TLDR: We have a new track devoted to DAOs and network states at the latest Solana Hackathon, hosted by Superteam and judged by Balaji. If you’re building a new or existing crypto community, or building tools for one, we invite you to compete for $100k in prizes at solana.com/grizzlython.
Now, the NTLDR (not-too-long-did-read) version.
For twenty years, we’ve been liking, poking, and tweeting at each other on social media. But man does not live by threads alone. There’s an entire dimension of human existence that has been missing from social media — the economic plane.
Yes, yes, of course you are pestered with ads. But that’s a one way thing. The platforms are getting the economics out of you. Your economics are missing. Your property rights are too. You aren’t really able to create wealth directly on social media, aside from maybe getting a small share of ad revenue.
You can create information, though. You can send anything from the tiniest text file to the largest dataset to anyone online. Or many anyones. And you can collaboratively edit with them, anywhere, at any time, in no time. Indeed, we now take for granted that any person on the internet can create and send information across borders in many ways — from writing simple emails to running sophisticated peer-to-peer programs.

Supplied data ▸
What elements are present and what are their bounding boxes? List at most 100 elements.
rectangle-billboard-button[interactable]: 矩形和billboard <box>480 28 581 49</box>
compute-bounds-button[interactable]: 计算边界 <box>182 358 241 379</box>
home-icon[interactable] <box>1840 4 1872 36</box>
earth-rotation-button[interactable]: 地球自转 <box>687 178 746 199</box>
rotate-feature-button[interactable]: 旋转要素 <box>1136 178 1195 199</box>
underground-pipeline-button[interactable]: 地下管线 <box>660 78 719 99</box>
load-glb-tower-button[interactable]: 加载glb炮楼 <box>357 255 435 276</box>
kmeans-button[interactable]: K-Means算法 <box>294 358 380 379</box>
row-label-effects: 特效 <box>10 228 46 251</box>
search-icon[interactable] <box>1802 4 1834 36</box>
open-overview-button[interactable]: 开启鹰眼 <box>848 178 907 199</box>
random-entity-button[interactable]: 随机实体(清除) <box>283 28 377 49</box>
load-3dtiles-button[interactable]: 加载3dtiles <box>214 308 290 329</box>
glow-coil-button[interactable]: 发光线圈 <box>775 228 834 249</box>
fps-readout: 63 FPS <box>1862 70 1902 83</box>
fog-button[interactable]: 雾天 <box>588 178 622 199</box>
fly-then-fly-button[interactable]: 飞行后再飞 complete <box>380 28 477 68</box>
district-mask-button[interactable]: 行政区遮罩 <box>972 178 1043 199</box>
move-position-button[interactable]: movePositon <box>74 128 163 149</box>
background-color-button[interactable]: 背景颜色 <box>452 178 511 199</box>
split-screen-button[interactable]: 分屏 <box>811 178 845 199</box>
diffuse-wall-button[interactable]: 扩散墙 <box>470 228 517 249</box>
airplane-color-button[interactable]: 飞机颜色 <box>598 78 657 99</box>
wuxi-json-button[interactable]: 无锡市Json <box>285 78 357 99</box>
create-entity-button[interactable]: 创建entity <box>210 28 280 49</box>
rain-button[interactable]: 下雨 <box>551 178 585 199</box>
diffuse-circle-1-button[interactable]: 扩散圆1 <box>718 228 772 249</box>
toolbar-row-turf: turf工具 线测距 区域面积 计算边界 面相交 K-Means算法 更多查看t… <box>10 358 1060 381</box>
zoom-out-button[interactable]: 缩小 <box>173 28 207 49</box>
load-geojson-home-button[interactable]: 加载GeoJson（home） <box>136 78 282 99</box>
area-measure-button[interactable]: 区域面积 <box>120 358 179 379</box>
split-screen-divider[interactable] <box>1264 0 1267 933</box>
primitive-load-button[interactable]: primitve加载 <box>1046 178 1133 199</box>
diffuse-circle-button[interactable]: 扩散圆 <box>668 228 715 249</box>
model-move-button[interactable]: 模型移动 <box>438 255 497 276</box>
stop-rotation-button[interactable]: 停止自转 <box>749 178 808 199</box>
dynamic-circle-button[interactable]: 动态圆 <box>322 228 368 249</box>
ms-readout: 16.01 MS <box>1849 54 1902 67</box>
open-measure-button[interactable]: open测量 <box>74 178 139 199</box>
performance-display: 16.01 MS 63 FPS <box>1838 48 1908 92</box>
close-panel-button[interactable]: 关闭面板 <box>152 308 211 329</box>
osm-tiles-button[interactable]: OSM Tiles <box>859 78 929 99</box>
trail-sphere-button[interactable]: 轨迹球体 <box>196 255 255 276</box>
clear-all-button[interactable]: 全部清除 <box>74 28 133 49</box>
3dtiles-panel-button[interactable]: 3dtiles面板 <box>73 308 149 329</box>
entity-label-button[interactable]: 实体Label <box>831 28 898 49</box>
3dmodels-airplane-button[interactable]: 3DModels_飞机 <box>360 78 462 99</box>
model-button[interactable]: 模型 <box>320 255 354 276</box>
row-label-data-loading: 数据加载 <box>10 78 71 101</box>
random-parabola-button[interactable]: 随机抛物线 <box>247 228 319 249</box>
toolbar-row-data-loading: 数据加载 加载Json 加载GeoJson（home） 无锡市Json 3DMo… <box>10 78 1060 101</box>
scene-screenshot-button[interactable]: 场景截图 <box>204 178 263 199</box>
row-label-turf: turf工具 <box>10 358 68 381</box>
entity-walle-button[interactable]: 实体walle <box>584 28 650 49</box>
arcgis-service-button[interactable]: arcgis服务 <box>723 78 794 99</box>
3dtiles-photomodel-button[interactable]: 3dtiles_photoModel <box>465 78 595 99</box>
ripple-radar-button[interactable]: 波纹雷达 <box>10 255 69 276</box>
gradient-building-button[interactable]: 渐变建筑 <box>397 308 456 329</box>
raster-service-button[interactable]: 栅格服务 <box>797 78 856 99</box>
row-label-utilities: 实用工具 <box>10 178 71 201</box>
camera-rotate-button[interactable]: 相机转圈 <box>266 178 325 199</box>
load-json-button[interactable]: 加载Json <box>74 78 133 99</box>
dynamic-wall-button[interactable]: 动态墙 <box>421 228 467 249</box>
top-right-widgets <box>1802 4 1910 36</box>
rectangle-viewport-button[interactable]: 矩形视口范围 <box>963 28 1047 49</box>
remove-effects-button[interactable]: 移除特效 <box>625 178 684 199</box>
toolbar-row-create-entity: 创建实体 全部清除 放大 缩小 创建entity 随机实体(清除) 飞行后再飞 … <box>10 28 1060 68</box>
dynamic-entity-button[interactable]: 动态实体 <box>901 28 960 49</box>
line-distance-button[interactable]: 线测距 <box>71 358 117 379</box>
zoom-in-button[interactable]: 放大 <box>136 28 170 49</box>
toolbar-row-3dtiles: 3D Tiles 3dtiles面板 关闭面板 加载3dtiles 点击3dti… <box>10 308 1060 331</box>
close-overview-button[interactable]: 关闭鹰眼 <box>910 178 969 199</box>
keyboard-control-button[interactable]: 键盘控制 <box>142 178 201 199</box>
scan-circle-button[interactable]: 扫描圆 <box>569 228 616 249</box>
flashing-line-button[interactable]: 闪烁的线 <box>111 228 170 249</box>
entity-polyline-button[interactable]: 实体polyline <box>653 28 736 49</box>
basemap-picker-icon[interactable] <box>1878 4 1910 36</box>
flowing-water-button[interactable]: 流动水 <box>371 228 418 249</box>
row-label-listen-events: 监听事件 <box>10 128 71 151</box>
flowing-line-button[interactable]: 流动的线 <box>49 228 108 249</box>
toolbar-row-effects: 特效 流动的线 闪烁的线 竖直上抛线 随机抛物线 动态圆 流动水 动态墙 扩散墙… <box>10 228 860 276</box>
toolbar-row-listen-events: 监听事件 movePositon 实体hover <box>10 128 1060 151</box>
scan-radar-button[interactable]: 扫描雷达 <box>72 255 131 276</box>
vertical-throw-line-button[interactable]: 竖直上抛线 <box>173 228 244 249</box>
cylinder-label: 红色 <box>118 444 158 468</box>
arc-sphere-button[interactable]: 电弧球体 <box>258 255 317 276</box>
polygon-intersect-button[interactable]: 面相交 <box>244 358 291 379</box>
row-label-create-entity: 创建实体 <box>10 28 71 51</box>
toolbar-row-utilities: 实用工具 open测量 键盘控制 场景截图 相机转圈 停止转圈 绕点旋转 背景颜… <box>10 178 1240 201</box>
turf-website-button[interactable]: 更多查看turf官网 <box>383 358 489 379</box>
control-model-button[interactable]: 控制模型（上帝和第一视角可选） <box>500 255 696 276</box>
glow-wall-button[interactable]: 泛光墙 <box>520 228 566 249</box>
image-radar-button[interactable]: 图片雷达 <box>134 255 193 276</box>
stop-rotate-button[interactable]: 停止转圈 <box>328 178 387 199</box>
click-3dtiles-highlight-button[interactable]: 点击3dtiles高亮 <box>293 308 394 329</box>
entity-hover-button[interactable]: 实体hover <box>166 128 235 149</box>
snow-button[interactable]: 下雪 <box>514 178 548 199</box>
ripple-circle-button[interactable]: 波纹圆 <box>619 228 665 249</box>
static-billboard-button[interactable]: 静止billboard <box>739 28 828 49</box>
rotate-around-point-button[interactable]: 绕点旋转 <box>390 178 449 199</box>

Prompt ▸ Reproduce the full Solana hackathon announcement above word for word, from its opening line to its final sentence.

Answer to the problem ▸
TLDR: We have a new track devoted to DAOs and network states at the latest Solana Hackathon, hosted by Superteam and judged by Balaji. If you’re building a new or existing crypto community, or building tools for one, we invite you to compete for $100k in prizes at solana.com/grizzlython.
Now, the NTLDR (not-too-long-did-read) version.
For twenty years, we’ve been liking, poking, and tweeting at each other on social media. But man does not live by threads alone. There’s an entire dimension of human existence that has been missing from social media — the economic plane.
Yes, yes, of course you are pestered with ads. But that’s a one way thing. The platforms are getting the economics out of you. Your economics are missing. Your property rights are too. You aren’t really able to create wealth directly on social media, aside from maybe getting a small share of ad revenue.
You can create information, though. You can send anything from the tiniest text file to the largest dataset to anyone online. Or many anyones. And you can collaboratively edit with them, anywhere, at any time, in no time. Indeed, we now take for granted that any person on the internet can create and send information across borders in many ways — from writing simple emails to running sophisticated peer-to-peer programs.